Nutrient Concentrations: Dissolved concentrations of nitrate, phosphate, silica, and ammonium, measured in milligram/liter (mg/L). Living organisms need these nutrients to survive, however they are often elevated in coastal waters. Elevated nutrient levels usually come from fertilizer and septic systems, and lead to excessive plant growth and deteriorated water quality, a process called eutrophication. In EGP, nitrate and ammonium have been elevated in the past and are monitored closely, with a management goal of keeping total nitrogen (TN) to 0.5 mg/L of nitrogen or less.
What is a healthy pond?
DO is produced by plants and consumed by animals. Illustration by John Holladay.
Healthy coastal ponds have clean water, clean sediment, and a high diversity of plants and animals. Eelgrass (Zostera marina) is often used as an indicator species, as it can only survive in ecosystems with excellent water quality. GPF uses these water quality guidelines from the Massachusetts Estuaries Project (MEP) and EPA:
℘Dissolved O2 ≥ 6.0 mg/L
℘pH 6.5-8.5
℘Temperature ≤ 85°F
℘Transparency 1.5 – 3.0 m (or bottom, if <3 m)
℘Total nitrogen 0.28 – 0.61 mg N/L
℘Chlorophyll-a pigments 3-10 μg/L
Highly turbid water is murky with low transparency (image on left), while water with low turbidity is clear (right).
How and Why is the GPF monitoring EGP?
In the spring of 2016 GPF purchased state of the art equipment so that we can assess Pond health and create a database of high quality water quality data over time. We sample at 12 stations around the Pond twice weekly during the summer. High resolution sampling allows us to observe trends and identify any potential anomalies before they become detrimental. By having scientific grade equipment in house, the Foundation has the ability to answer site-specific and time-dependent questions. We are interested in how water quality varies throughout different regions of the Pond, throughout the seasons, and in response to Pond openings.

**Record extracts**.
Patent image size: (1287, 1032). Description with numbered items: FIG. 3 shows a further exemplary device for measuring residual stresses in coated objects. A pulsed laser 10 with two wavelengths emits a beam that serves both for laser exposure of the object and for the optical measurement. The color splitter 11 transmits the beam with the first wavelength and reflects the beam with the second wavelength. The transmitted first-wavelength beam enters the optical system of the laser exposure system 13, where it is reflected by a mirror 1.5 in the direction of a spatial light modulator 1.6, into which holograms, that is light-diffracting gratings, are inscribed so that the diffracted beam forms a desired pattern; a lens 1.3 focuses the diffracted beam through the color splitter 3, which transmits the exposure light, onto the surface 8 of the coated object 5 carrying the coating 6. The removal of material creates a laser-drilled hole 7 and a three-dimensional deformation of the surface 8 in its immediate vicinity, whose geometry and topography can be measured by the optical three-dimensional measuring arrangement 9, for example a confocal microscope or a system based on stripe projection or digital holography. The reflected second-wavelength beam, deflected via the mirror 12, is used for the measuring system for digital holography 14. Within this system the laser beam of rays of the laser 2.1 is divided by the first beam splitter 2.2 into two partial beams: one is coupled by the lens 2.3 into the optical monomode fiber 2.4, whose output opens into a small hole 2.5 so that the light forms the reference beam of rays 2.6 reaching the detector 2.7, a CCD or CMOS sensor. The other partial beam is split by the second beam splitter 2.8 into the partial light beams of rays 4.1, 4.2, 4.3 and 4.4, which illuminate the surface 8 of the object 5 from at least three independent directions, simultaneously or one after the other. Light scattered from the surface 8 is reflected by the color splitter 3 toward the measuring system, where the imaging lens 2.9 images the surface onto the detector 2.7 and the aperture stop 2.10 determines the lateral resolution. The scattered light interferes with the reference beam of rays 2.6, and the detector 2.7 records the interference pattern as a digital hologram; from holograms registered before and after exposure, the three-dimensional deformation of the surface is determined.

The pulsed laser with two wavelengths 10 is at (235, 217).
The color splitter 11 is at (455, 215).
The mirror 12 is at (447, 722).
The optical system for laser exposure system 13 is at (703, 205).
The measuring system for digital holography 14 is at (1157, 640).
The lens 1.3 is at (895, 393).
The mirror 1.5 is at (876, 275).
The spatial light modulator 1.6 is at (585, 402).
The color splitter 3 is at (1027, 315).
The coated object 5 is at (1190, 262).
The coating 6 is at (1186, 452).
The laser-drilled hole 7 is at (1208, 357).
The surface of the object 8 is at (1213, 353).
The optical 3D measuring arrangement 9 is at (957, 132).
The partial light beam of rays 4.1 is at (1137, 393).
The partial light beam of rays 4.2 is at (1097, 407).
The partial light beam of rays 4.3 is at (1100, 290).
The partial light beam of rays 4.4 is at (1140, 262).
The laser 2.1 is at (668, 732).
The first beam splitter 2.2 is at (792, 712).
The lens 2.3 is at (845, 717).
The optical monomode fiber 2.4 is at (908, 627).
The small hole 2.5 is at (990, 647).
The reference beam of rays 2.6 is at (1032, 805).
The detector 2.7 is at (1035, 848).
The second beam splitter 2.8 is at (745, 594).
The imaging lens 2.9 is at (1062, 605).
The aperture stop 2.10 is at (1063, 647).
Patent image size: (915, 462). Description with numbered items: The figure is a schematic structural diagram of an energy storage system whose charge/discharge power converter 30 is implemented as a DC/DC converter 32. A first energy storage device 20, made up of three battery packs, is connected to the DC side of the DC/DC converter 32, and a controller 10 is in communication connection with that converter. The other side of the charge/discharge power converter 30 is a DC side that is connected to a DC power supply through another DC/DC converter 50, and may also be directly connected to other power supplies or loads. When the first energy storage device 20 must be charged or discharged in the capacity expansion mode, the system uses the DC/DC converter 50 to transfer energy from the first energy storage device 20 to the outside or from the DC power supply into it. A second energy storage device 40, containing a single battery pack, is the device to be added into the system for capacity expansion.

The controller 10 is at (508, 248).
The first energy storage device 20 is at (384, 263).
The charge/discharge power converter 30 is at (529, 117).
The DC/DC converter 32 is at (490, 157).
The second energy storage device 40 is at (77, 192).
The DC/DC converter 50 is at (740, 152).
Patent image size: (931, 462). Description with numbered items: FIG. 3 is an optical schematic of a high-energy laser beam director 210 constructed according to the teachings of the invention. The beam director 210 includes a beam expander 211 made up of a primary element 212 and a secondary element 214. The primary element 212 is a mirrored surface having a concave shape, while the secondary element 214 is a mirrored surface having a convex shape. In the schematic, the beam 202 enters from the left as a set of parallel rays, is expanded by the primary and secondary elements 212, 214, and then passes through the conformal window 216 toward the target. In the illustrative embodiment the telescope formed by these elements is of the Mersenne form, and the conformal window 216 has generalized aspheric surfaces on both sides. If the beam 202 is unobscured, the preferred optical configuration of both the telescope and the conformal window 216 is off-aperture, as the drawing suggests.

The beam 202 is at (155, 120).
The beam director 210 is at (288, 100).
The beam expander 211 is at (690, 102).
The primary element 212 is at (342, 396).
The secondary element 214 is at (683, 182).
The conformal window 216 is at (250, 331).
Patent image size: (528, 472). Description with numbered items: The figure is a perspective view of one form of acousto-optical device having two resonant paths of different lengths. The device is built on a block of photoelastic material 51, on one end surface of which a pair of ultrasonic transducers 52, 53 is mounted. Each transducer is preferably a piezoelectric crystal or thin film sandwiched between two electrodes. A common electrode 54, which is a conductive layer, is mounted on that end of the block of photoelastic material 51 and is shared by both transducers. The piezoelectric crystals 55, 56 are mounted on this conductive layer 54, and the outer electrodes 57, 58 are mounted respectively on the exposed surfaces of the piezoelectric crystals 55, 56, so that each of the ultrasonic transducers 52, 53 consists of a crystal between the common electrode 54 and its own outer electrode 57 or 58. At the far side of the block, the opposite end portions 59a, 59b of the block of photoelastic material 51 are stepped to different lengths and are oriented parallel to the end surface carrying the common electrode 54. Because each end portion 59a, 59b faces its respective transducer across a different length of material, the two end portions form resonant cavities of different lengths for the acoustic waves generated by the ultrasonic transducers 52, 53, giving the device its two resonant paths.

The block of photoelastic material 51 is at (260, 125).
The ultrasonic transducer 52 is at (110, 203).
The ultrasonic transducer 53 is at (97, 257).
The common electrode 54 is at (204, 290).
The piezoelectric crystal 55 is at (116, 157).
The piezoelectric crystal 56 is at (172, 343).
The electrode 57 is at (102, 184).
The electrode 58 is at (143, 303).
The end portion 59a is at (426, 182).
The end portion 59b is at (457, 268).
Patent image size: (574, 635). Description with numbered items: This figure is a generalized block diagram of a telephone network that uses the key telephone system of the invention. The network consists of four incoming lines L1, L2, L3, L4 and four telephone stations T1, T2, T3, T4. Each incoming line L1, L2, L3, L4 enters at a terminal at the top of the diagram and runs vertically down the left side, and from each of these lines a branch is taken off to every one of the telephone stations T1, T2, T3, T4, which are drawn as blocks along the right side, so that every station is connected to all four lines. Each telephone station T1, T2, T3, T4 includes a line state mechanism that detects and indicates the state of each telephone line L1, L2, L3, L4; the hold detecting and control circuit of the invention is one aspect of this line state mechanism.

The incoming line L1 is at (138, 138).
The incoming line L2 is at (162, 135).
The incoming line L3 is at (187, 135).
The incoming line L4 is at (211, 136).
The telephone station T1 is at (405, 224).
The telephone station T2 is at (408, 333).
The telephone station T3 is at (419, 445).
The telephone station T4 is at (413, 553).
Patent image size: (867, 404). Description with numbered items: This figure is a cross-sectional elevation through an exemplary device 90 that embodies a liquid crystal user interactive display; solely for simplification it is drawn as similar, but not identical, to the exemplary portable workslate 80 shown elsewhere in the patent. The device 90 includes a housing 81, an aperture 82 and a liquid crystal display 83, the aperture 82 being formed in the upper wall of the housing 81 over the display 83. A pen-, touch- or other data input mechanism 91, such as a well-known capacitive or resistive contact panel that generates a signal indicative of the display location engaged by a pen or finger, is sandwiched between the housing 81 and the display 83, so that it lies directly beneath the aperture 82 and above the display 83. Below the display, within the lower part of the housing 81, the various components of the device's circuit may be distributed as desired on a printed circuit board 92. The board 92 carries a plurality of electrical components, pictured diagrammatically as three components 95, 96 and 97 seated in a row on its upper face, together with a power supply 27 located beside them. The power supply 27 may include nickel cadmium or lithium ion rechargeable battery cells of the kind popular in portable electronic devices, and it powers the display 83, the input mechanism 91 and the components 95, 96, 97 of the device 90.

**Requirement 1**.
In the passage on pond water quality, what management goal is set for total nitrogen in EGP?
**Requirement 2**.
Rewrite the passage on pond water quality from "What is a healthy" up to and including "GPF monitoring EGP?", putting "cloudy" in place of "murky".
The material that comes after the passage on pond water quality is separate from it.

**Reply 1**.
The goal is to keep total nitrogen (TN) to 0.5 mg/L of nitrogen or less.

**Reply 2**.
What is a healthy pond?
DO is produced by plants and consumed by animals. Illustration by John Holladay.
Healthy coastal ponds have clean water, clean sediment, and a high diversity of plants and animals. Eelgrass (Zostera marina) is often used as an indicator species, as it can only survive in ecosystems with excellent water quality. GPF uses these water quality guidelines from the Massachusetts Estuaries Project (MEP) and EPA:
℘Dissolved O2 ≥ 6.0 mg/L
℘pH 6.5-8.5
℘Temperature ≤ 85°F
℘Transparency 1.5 – 3.0 m (or bottom, if <3 m)
℘Total nitrogen 0.28 – 0.61 mg N/L
℘Chlorophyll-a pigments 3-10 μg/L
Highly turbid water is cloudy with low transparency (image on left), while water with low turbidity is clear (right).
How and Why is the GPF monitoring EGP?